**Task description:**
Please edit the records from the line with "142, 401, 162]" to the line with "55, 638, 68]", both included, by changing "Elimina" to "Cancella" and keeping everything else the same. Return only those lines.

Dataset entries
## BEGIN
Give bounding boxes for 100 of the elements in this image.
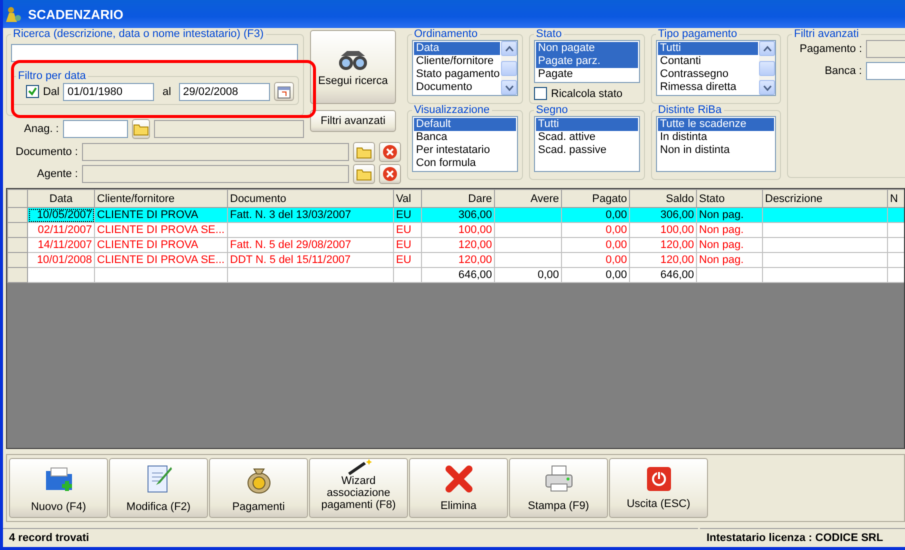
clear-button[interactable]	[379, 142, 401, 162]
column-header[interactable]: Saldo	[630, 190, 696, 208]
table-cell	[494, 238, 562, 252]
list-item[interactable]: Cliente/fornitore	[414, 55, 500, 68]
list-item[interactable]: Contanti	[658, 55, 758, 68]
browse-button[interactable]	[353, 164, 375, 184]
toolbar-button[interactable]: Elimina	[409, 458, 508, 518]
folder-icon	[132, 122, 149, 136]
scroll-down-icon[interactable]	[504, 84, 514, 90]
bank-label: Banca :	[824, 65, 862, 77]
payment-field[interactable]	[866, 40, 905, 58]
list-item[interactable]: Pagate parz.	[536, 55, 638, 68]
power-icon	[646, 466, 672, 492]
column-header[interactable]: Dare	[422, 190, 494, 208]
table-cell: 120,00	[630, 238, 696, 252]
calendar-button[interactable]	[274, 82, 294, 101]
option-list[interactable]: Default Banca Per intestatario Con formula	[412, 116, 518, 172]
column-header[interactable]: Descrizione	[762, 190, 888, 208]
bank-field[interactable]	[866, 62, 905, 80]
agent-field[interactable]	[82, 165, 349, 183]
from-date-field[interactable]: 01/01/1980	[63, 82, 154, 100]
column-header[interactable]: Stato	[696, 190, 762, 208]
column-header[interactable]: Documento	[228, 190, 394, 208]
document-field[interactable]	[82, 143, 349, 161]
list-item[interactable]: In distinta	[658, 131, 774, 144]
group-legend: Filtro per data	[16, 70, 88, 82]
option-list[interactable]: Non pagate Pagate parz. Pagate	[534, 40, 640, 83]
toolbar-button[interactable]: Wizard associazione pagamenti (F8)	[309, 458, 408, 518]
column-header[interactable]: Cliente/fornitore	[94, 190, 228, 208]
toolbar-button[interactable]: Uscita (ESC)	[609, 458, 708, 518]
table-cell: 02/11/2007	[28, 222, 94, 238]
total-cell: 0,00	[494, 268, 562, 282]
column-header[interactable]: Pagato	[562, 190, 630, 208]
folder-icon	[356, 167, 372, 181]
list-item[interactable]: Tutti	[536, 118, 638, 131]
status-text: 4 record trovati	[3, 528, 698, 547]
list-item[interactable]: Non in distinta	[658, 144, 774, 157]
delete-cross-icon	[444, 464, 474, 494]
list-item[interactable]: Scad. passive	[536, 144, 638, 157]
folder-icon	[356, 145, 372, 159]
option-list[interactable]: Tutte le scadenze In distinta Non in distinta	[656, 116, 776, 172]
date-filter-checkbox[interactable]	[26, 85, 39, 98]
document-label: Documento :	[14, 146, 78, 158]
table-cell: 0,00	[562, 252, 630, 268]
column-header[interactable]: Val	[394, 190, 422, 208]
anag-name-field[interactable]	[154, 120, 304, 138]
toolbar-button[interactable]: Nuovo (F4)	[9, 458, 108, 518]
list-item[interactable]: Contrassegno	[658, 68, 758, 81]
list-item[interactable]: Default	[414, 118, 516, 131]
scroll-up-icon[interactable]	[762, 46, 772, 52]
option-list[interactable]: Data Cliente/fornitore Stato pagamento Documento	[412, 40, 518, 96]
table-cell: CLIENTE DI PROVA	[94, 208, 228, 222]
clear-button[interactable]	[379, 164, 401, 184]
group-legend: Filtri avanzati	[792, 28, 861, 40]
list-item[interactable]: Data	[414, 42, 500, 55]
table-cell: 120,00	[630, 252, 696, 268]
option-list[interactable]: Tutti Contanti Contrassegno Rimessa diretta	[656, 40, 776, 96]
table-cell	[494, 222, 562, 238]
list-item[interactable]: Con formula	[414, 157, 516, 170]
anag-field[interactable]	[62, 120, 128, 138]
list-item[interactable]: Non pagate	[536, 42, 638, 55]
column-header[interactable]: Avere	[494, 190, 562, 208]
scroll-down-icon[interactable]	[762, 84, 772, 90]
table-cell: EU	[394, 208, 422, 222]
list-item[interactable]: Tutti	[658, 42, 758, 55]
list-item[interactable]: Tutte le scadenze	[658, 118, 774, 131]
printer-icon	[542, 464, 574, 494]
group-legend: Distinte RiBa	[656, 104, 724, 116]
table-cell: Non pag.	[696, 208, 762, 222]
table-cell	[494, 208, 562, 222]
table-cell: Non pag.	[696, 252, 762, 268]
column-header[interactable]: N	[888, 190, 904, 208]
advanced-filters-button[interactable]: Filtri avanzati	[310, 110, 396, 132]
scrollbar[interactable]	[501, 41, 517, 95]
group-legend: Tipo pagamento	[656, 28, 740, 40]
list-item[interactable]: Scad. attive	[536, 131, 638, 144]
list-item[interactable]: Pagate	[536, 68, 638, 81]
recalc-checkbox[interactable]	[534, 87, 547, 100]
toolbar-button[interactable]: Modifica (F2)	[109, 458, 208, 518]
table-cell: EU	[394, 252, 422, 268]
list-item[interactable]: Stato pagamento	[414, 68, 500, 81]
list-item[interactable]: Per intestatario	[414, 144, 516, 157]
list-item[interactable]: Rimessa diretta	[658, 81, 758, 94]
browse-button[interactable]	[353, 142, 375, 162]
toolbar-button[interactable]: Stampa (F9)	[509, 458, 608, 518]
table-cell: 0,00	[562, 238, 630, 252]
list-item[interactable]: Documento	[414, 81, 500, 94]
list-item[interactable]: Banca	[414, 131, 516, 144]
browse-button[interactable]	[132, 119, 150, 139]
search-button[interactable]: Esegui ricerca	[310, 30, 396, 104]
toolbar-button[interactable]: Pagamenti	[209, 458, 308, 518]
option-list[interactable]: Tutti Scad. attive Scad. passive	[534, 116, 640, 172]
column-header[interactable]: Data	[28, 190, 94, 208]
table-cell: 10/05/2007	[28, 208, 94, 222]
group-legend: Segno	[534, 104, 570, 116]
group-legend: Ordinamento	[412, 28, 480, 40]
table-cell: 0,00	[562, 208, 630, 222]
to-date-field[interactable]: 29/02/2008	[179, 82, 270, 100]
scrollbar[interactable]	[759, 41, 775, 95]
scroll-up-icon[interactable]	[504, 46, 514, 52]
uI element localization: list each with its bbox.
## END
**Answer to this problem:**
clear-button[interactable]	[379, 142, 401, 162]
column-header[interactable]: Saldo	[630, 190, 696, 208]
table-cell	[494, 238, 562, 252]
list-item[interactable]: Cliente/fornitore	[414, 55, 500, 68]
list-item[interactable]: Contanti	[658, 55, 758, 68]
browse-button[interactable]	[353, 164, 375, 184]
toolbar-button[interactable]: Cancella	[409, 458, 508, 518]
folder-icon	[132, 122, 149, 136]
scroll-down-icon[interactable]	[504, 84, 514, 90]
bank-label: Banca :	[824, 65, 862, 77]
payment-field[interactable]	[866, 40, 905, 58]
list-item[interactable]: Pagate parz.	[536, 55, 638, 68]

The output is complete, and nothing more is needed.